> [Data shown]
────────────────────

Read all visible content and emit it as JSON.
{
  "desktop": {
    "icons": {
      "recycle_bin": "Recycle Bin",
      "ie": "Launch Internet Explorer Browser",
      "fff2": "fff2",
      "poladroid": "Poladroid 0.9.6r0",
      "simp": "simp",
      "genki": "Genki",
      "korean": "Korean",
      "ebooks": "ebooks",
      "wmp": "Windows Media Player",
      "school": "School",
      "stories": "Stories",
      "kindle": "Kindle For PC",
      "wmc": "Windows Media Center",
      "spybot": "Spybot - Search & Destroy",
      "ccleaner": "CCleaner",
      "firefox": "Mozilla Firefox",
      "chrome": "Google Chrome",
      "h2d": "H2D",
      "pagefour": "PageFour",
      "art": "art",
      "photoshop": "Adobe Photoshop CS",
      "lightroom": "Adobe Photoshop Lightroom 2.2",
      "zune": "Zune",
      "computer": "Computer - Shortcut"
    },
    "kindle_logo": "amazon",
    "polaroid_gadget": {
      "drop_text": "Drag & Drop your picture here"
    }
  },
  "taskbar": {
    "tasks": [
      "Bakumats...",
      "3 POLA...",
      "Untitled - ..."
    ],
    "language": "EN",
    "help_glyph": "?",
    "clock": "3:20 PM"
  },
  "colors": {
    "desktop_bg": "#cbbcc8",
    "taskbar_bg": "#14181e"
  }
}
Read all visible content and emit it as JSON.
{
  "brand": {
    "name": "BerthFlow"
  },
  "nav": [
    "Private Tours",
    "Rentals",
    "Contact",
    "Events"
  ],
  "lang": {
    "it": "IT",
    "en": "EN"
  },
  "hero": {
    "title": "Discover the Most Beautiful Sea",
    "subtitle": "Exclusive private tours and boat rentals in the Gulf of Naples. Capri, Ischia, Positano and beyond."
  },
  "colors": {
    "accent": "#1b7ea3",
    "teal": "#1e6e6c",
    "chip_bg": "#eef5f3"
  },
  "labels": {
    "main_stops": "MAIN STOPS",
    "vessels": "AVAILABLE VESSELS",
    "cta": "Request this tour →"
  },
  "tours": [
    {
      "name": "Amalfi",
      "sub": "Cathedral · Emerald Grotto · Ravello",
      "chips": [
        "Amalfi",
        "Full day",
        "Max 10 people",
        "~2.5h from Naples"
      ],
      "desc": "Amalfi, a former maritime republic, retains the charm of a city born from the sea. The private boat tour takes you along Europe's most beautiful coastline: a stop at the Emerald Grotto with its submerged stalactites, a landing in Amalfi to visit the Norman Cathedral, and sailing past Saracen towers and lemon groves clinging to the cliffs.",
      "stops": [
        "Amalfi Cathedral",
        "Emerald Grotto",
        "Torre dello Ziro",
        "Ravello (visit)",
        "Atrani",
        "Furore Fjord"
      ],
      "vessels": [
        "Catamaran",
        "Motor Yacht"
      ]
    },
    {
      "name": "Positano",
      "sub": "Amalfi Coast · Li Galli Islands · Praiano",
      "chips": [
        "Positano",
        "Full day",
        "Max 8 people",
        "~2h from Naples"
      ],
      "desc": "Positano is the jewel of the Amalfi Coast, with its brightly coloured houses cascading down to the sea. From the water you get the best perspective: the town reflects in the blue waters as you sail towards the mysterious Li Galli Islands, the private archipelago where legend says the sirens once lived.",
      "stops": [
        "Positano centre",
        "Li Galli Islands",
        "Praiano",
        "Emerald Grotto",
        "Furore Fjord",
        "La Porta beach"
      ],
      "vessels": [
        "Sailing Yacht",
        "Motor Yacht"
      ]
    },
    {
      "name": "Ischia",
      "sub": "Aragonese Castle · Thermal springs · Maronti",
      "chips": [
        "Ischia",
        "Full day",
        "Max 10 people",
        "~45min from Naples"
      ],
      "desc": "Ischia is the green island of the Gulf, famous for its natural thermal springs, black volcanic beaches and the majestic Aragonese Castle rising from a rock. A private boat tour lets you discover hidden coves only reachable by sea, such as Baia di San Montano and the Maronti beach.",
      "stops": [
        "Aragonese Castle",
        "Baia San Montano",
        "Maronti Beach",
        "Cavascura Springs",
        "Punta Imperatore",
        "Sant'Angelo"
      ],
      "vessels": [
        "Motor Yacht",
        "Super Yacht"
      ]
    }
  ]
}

────────────────────

> [Direction] Give back the whole listing exactly as it reads.

> [Solution to this problem]
Read all visible content and emit it as JSON.
{
  "desktop": {
    "icons": {
      "recycle_bin": "Recycle Bin",
      "ie": "Launch Internet Explorer Browser",
      "fff2": "fff2",
      "poladroid": "Poladroid 0.9.6r0",
      "simp": "simp",
      "genki": "Genki",
      "korean": "Korean",
      "ebooks": "ebooks",
      "wmp": "Windows Media Player",
      "school": "School",
      "stories": "Stories",
      "kindle": "Kindle For PC",
      "wmc": "Windows Media Center",
      "spybot": "Spybot - Search & Destroy",
      "ccleaner": "CCleaner",
      "firefox": "Mozilla Firefox",
      "chrome": "Google Chrome",
      "h2d": "H2D",
      "pagefour": "PageFour",
      "art": "art",
      "photoshop": "Adobe Photoshop CS",
      "lightroom": "Adobe Photoshop Lightroom 2.2",
      "zune": "Zune",
      "computer": "Computer - Shortcut"
    },
    "kindle_logo": "amazon",
    "polaroid_gadget": {
      "drop_text": "Drag & Drop your picture here"
    }
  },
  "taskbar": {
    "tasks": [
      "Bakumats...",
      "3 POLA...",
      "Untitled - ..."
    ],
    "language": "EN",
    "help_glyph": "?",
    "clock": "3:20 PM"
  },
  "colors": {
    "desktop_bg": "#cbbcc8",
    "taskbar_bg": "#14181e"
  }
}
Read all visible content and emit it as JSON.
{
  "brand": {
    "name": "BerthFlow"
  },
  "nav": [
    "Private Tours",
    "Rentals",
    "Contact",
    "Events"
  ],
  "lang": {
    "it": "IT",
    "en": "EN"
  },
  "hero": {
    "title": "Discover the Most Beautiful Sea",
    "subtitle": "Exclusive private tours and boat rentals in the Gulf of Naples. Capri, Ischia, Positano and beyond."
  },
  "colors": {
    "accent": "#1b7ea3",
    "teal": "#1e6e6c",
    "chip_bg": "#eef5f3"
  },
  "labels": {
    "main_stops": "MAIN STOPS",
    "vessels": "AVAILABLE VESSELS",
    "cta": "Request this tour →"
  },
  "tours": [
    {
      "name": "Amalfi",
      "sub": "Cathedral · Emerald Grotto · Ravello",
      "chips": [
        "Amalfi",
        "Full day",
        "Max 10 people",
        "~2.5h from Naples"
      ],
      "desc": "Amalfi, a former maritime republic, retains the charm of a city born from the sea. The private boat tour takes you along Europe's most beautiful coastline: a stop at the Emerald Grotto with its submerged stalactites, a landing in Amalfi to visit the Norman Cathedral, and sailing past Saracen towers and lemon groves clinging to the cliffs.",
      "stops": [
        "Amalfi Cathedral",
        "Emerald Grotto",
        "Torre dello Ziro",
        "Ravello (visit)",
        "Atrani",
        "Furore Fjord"
      ],
      "vessels": [
        "Catamaran",
        "Motor Yacht"
      ]
    },
    {
      "name": "Positano",
      "sub": "Amalfi Coast · Li Galli Islands · Praiano",
      "chips": [
        "Positano",
        "Full day",
        "Max 8 people",
        "~2h from Naples"
      ],
      "desc": "Positano is the jewel of the Amalfi Coast, with its brightly coloured houses cascading down to the sea. From the water you get the best perspective: the town reflects in the blue waters as you sail towards the mysterious Li Galli Islands, the private archipelago where legend says the sirens once lived.",
      "stops": [
        "Positano centre",
        "Li Galli Islands",
        "Praiano",
        "Emerald Grotto",
        "Furore Fjord",
        "La Porta beach"
      ],
      "vessels": [
        "Sailing Yacht",
        "Motor Yacht"
      ]
    },
    {
      "name": "Ischia",
      "sub": "Aragonese Castle · Thermal springs · Maronti",
      "chips": [
        "Ischia",
        "Full day",
        "Max 10 people",
        "~45min from Naples"
      ],
      "desc": "Ischia is the green island of the Gulf, famous for its natural thermal springs, black volcanic beaches and the majestic Aragonese Castle rising from a rock. A private boat tour lets you discover hidden coves only reachable by sea, such as Baia di San Montano and the Maronti beach.",
      "stops": [
        "Aragonese Castle",
        "Baia San Montano",
        "Maronti Beach",
        "Cavascura Springs",
        "Punta Imperatore",
        "Sant'Angelo"
      ],
      "vessels": [
        "Motor Yacht",
        "Super Yacht"
      ]
    }
  ]
}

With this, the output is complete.